- Short task 1 -
From the QEMU socket listen patch message, extract the stretch from "[Date Prev][Date Next][Thread" through "the same port." word for word.
- Short task 2 -
In the QEMU socket listen patch message, condense the paragraph beginning "The parallel version exposes the problem" into two shorter sentences that keep its main facts.
- Short task 3 -
Render this sentence from the QEMU socket listen patch message in Spanish: "The problem seems to be present in all versions of QEMU."

- Document -
[Date Prev][Date Next][Thread Prev][Thread Next][Date Index][Thread Index]
Re: [Qemu-devel] [PATCH v3 1/2] tests: Add test-listen - a stress test f
From: |
Knut Omang |
Subject: |
Re: [Qemu-devel] [PATCH v3 1/2] tests: Add test-listen - a stress test for QEMU socket listen |
Date: |
Tue, 20 Jun 2017 22:58:43 +0200 |
On Fri, 2017-06-16 at 15:41 +0100, Daniel P. Berrange wrote:
> On Wed, Jun 14, 2017 at 06:53:51PM +0200, Knut Omang wrote:
> > There's a potential race condition between multiple bind()'s
> > attempting to bind to the same port, which occasionally
> > allows more than one bind to succeed against the same port.
> >
> > When a subsequent listen() call is made with the same socket
> > only one will succeed.
> >
> > The current QEMU code does however not take this situation into account
> > and the listen will cause the code to break out and fail even
> > when there are actually available ports to use.
> >
> > This test exposes two subtests:
> >
> > /socket/listen-serial
> > /socket/listen-compete
> >
> > The "compete" subtest creates a number of threads and have them all trying
> > to bind
> > to the same port with a large enough offset input to
> > allow all threads to get it's own port.
> > The "serial" subtest just does the same, except in series in a
> > single thread.
> >
> > The serial version passes, probably in most versions of QEMU.
> >
> > The parallel version exposes the problem in a relatively reliable way,
> > eg. it fails a majority of times, but not with a 100% rate, occasional
> > passes can be seen. Nevertheless this is quite good given that
> > the bug was tricky to reproduce and has been left undetected for
> > a while.
> >
> > The problem seems to be present in all versions of QEMU.
> >
> > The original failure scenario occurred with VNC port allocation
> > in a traditional Xen based build, in different code
> > but with similar functionality.
> >
> > Reported-by: Bhavesh Davda <address@hidden>
> > Signed-off-by: Knut Omang <address@hidden>
> > Reviewed-by: Yuval Shaia <address@hidden>
> > Reviewed-by: Bhavesh Davda <address@hidden>
> > Reviewed-by: Girish Moodalbail <address@hidden>
> > ---
> > tests/Makefile.include | 2 +-
> > tests/test-listen.c | 141 ++++++++++++++++++++++++++++++++++++++++++-
> > 2 files changed, 143 insertions(+)
> > create mode 100644 tests/test-listen.c
> >
> > diff --git a/tests/Makefile.include b/tests/Makefile.include
> > index 7180fe4..22bb97e 100644
> > --- a/tests/Makefile.include
> > +++ b/tests/Makefile.include
> > @@ -127,6 +127,7 @@ check-unit-y += tests/test-bufferiszero$(EXESUF)
> > gcov-files-check-bufferiszero-y = util/bufferiszero.c
> > check-unit-y += tests/test-uuid$(EXESUF)

- Given information -
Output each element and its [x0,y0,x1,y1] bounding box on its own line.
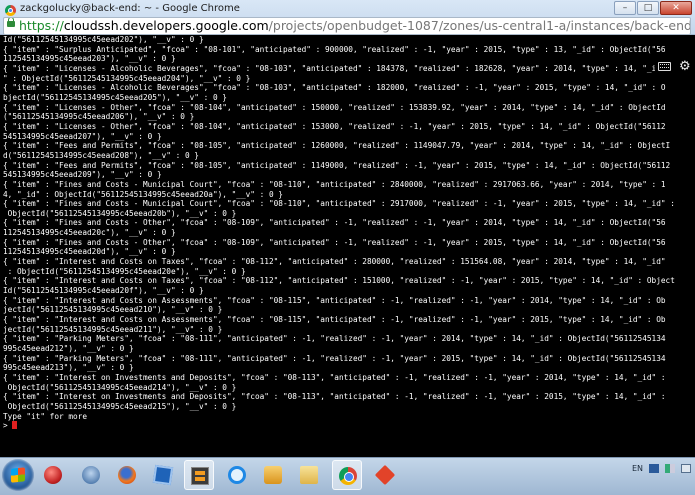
terminal-line: 545134995c45eead209"), "__v" : 0 } [3,170,162,180]
thunderbird-icon[interactable] [76,460,106,490]
terminal-prompt[interactable]: > [3,421,12,430]
virtualbox-icon[interactable] [148,460,178,490]
terminal-line: Id("56112545134995c45eead202"), "__v" : … [3,35,204,44]
terminal-line: { "item" : "Interest and Costs on Assess… [3,315,666,325]
terminal-line: : ObjectId("56112545134995c45eead20e"), … [3,266,246,276]
terminal-line: ObjectId("56112545134995c45eead20b"), "_… [3,208,237,218]
terminal-line: { "item" : "Fees and Permits", "fcoa" : … [3,141,671,151]
terminal-line: ("56112545134995c45eead206"), "__v" : 0 … [3,112,195,122]
terminal-line: 112545134995c45eead203"), "__v" : 0 } [3,54,176,64]
close-button[interactable]: ✕ [660,1,692,15]
url-path: /projects/openbudget-1087/zones/us-centr… [268,18,691,33]
terminal-line: bjectId("56112545134995c45eead205"), "__… [3,92,227,102]
terminal-line: ObjectId("56112545134995c45eead214"), "_… [3,382,237,392]
terminal-line: 995c45eead213"), "__v" : 0 } [3,363,134,373]
explorer-icon[interactable] [294,460,324,490]
system-tray: EN [632,464,691,473]
terminal-line: 995c45eead212"), "__v" : 0 } [3,344,134,353]
media-player-icon[interactable] [258,460,288,490]
terminal-line: Type "it" for more [3,411,87,421]
terminal-line: ObjectId("56112545134995c45eead215"), "_… [3,401,237,411]
git-icon[interactable] [370,460,400,490]
chrome-logo-icon [5,5,16,16]
terminal-line: { "item" : "Fines and Costs - Municipal … [3,199,675,209]
terminal-line: 112545134995c45eead20c"), "__v" : 0 } [3,228,176,238]
keyboard-icon[interactable] [658,62,671,71]
maximize-button[interactable]: □ [637,1,659,15]
network-icon[interactable] [665,464,675,473]
terminal-line: " : ObjectId("56112545134995c45eead204")… [3,73,251,83]
gear-icon[interactable]: ⚙ [679,60,691,73]
terminal-line: Id("56112545134995c45eead20f"), "__v" : … [3,286,204,296]
terminal-output: Id("56112545134995c45eead202"), "__v" : … [0,35,695,431]
url-text[interactable]: https://cloudssh.developers.google.com/p… [19,18,691,34]
volume-icon[interactable] [681,464,691,473]
terminal-toolbar: ⚙ [655,57,695,77]
chrome-icon[interactable] [332,460,362,490]
terminal-line: { "item" : "Interest on Investments and … [3,372,666,382]
terminal-line: { "item" : "Licenses - Alcoholic Beverag… [3,83,666,93]
windows-taskbar: EN [0,457,695,495]
address-bar[interactable]: https://cloudssh.developers.google.com/p… [3,17,691,35]
terminal-line: jectId("56112545134995c45eead211"), "__v… [3,324,223,334]
terminal-line: { "item" : "Interest on Investments and … [3,392,666,402]
window-controls: – □ ✕ [614,1,692,15]
terminal-line: 4, "_id" : ObjectId("56112545134995c45ee… [3,189,283,199]
action-center-icon[interactable] [649,464,659,473]
terminal-line: { "item" : "Fines and Costs - Other", "f… [3,237,666,247]
sublime-icon[interactable] [184,460,214,490]
ssh-terminal[interactable]: Id("56112545134995c45eead202"), "__v" : … [0,35,695,457]
terminal-line: { "item" : "Fines and Costs - Other", "f… [3,218,666,228]
terminal-line: 545134995c45eead207"), "__v" : 0 } [3,131,162,141]
language-indicator[interactable]: EN [632,464,643,473]
start-button[interactable] [2,459,34,491]
terminal-line: { "item" : "Licenses - Other", "fcoa" : … [3,102,666,112]
terminal-line: { "item" : "Fines and Costs - Municipal … [3,179,666,189]
terminal-line: 112545134995c45eead20d"), "__v" : 0 } [3,247,176,257]
terminal-line: { "item" : "Interest and Costs on Taxes"… [3,276,675,286]
url-scheme: https:// [19,18,64,33]
terminal-line: { "item" : "Fees and Permits", "fcoa" : … [3,160,671,170]
window-titlebar[interactable]: zackgolucky@back-end: ~ - Google Chrome … [0,0,695,35]
terminal-line: d("56112545134995c45eead208"), "__v" : 0… [3,150,199,160]
terminal-line: { "item" : "Interest and Costs on Assess… [3,295,666,305]
terminal-line: { "item" : "Parking Meters", "fcoa" : "0… [3,334,666,344]
firefox-icon[interactable] [112,460,142,490]
lock-icon[interactable] [7,18,15,27]
window-title: zackgolucky@back-end: ~ - Google Chrome [20,3,240,14]
terminal-line: { "item" : "Surplus Anticipated", "fcoa"… [3,44,666,54]
ruby-icon[interactable] [38,460,68,490]
terminal-line: { "item" : "Parking Meters", "fcoa" : "0… [3,353,666,363]
terminal-cursor [12,421,18,430]
terminal-line: { "item" : "Interest and Costs on Taxes"… [3,257,666,267]
terminal-line: { "item" : "Licenses - Other", "fcoa" : … [3,121,666,131]
minimize-button[interactable]: – [614,1,636,15]
terminal-line: jectId("56112545134995c45eead210"), "__v… [3,305,223,315]
url-host: cloudssh.developers.google.com [63,18,269,33]
ie-icon[interactable] [222,460,252,490]
terminal-line: { "item" : "Licenses - Alcoholic Beverag… [3,63,661,73]
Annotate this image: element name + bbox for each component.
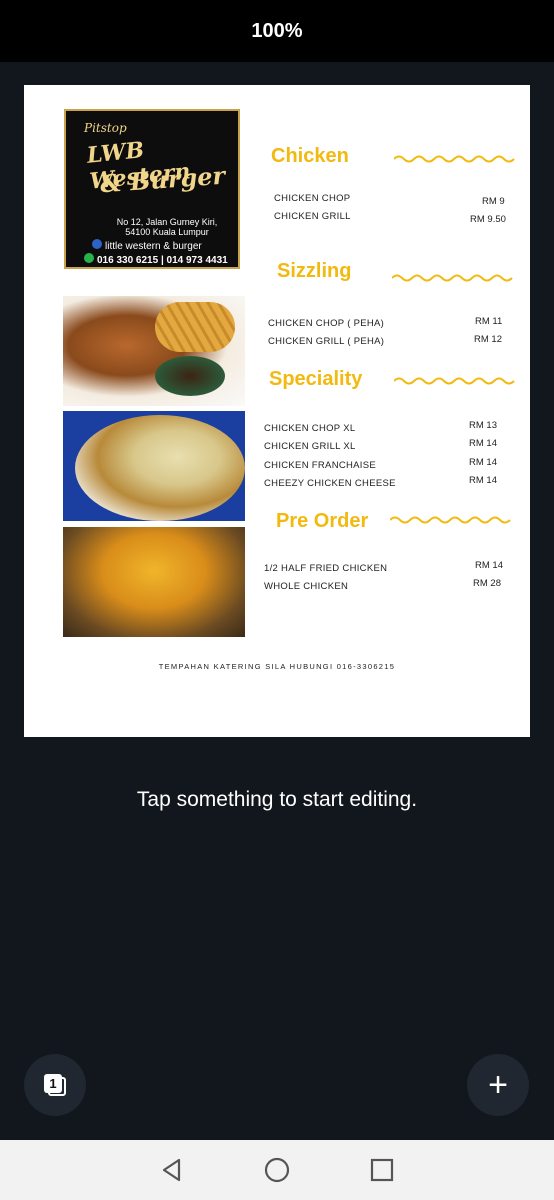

- Complete output 1 -
[Date Prev][Date Next][Thread Prev][Thread Next][Date Index][Thread Index]
Re: [Qemu-devel] [PATCH v3 1/2] tests: Add test-listen - a stress test f
From: |
Knut Omang |
Subject: |
Re: [Qemu-devel] [PATCH v3 1/2] tests: Add test-listen - a stress test for QEMU socket listen |
Date: |
Tue, 20 Jun 2017 22:58:43 +0200 |
On Fri, 2017-06-16 at 15:41 +0100, Daniel P. Berrange wrote:
> On Wed, Jun 14, 2017 at 06:53:51PM +0200, Knut Omang wrote:
> > There's a potential race condition between multiple bind()'s
> > attempting to bind to the same port, which occasionally
> > allows more than one bind to succeed against the same port.

- Complete output 2 -
The parallel version reproduces the problem fairly reliably: it fails most of the time, though it occasionally passes. That is a good result, because the bug was tricky to reproduce and went undetected for a while.

- Complete output 3 -
El problema parece estar presente en todas las versiones de QEMU.